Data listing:

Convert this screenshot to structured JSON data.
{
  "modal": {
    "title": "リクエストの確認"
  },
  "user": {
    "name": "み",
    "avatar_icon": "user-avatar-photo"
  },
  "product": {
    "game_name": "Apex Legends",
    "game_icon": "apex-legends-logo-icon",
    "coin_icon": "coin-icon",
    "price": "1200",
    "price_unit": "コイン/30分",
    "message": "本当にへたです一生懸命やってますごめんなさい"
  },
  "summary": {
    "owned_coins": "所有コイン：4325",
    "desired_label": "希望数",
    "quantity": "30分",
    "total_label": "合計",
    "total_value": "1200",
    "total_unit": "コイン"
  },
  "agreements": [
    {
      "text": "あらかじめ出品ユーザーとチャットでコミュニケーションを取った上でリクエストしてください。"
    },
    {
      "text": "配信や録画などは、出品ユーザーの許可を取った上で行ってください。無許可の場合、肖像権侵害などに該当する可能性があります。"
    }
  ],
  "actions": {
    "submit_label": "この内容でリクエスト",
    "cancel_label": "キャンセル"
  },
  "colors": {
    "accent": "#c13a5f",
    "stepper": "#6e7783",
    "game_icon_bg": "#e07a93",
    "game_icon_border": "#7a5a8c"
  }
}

** What you need to do **
Every entry above should be retyped exactly as shown.

** Result **
Convert this screenshot to structured JSON data.
{
  "modal": {
    "title": "リクエストの確認"
  },
  "user": {
    "name": "み",
    "avatar_icon": "user-avatar-photo"
  },
  "product": {
    "game_name": "Apex Legends",
    "game_icon": "apex-legends-logo-icon",
    "coin_icon": "coin-icon",
    "price": "1200",
    "price_unit": "コイン/30分",
    "message": "本当にへたです一生懸命やってますごめんなさい"
  },
  "summary": {
    "owned_coins": "所有コイン：4325",
    "desired_label": "希望数",
    "quantity": "30分",
    "total_label": "合計",
    "total_value": "1200",
    "total_unit": "コイン"
  },
  "agreements": [
    {
      "text": "あらかじめ出品ユーザーとチャットでコミュニケーションを取った上でリクエストしてください。"
    },
    {
      "text": "配信や録画などは、出品ユーザーの許可を取った上で行ってください。無許可の場合、肖像権侵害などに該当する可能性があります。"
    }
  ],
  "actions": {
    "submit_label": "この内容でリクエスト",
    "cancel_label": "キャンセル"
  },
  "colors": {
    "accent": "#c13a5f",
    "stepper": "#6e7783",
    "game_icon_bg": "#e07a93",
    "game_icon_border": "#7a5a8c"
  }
}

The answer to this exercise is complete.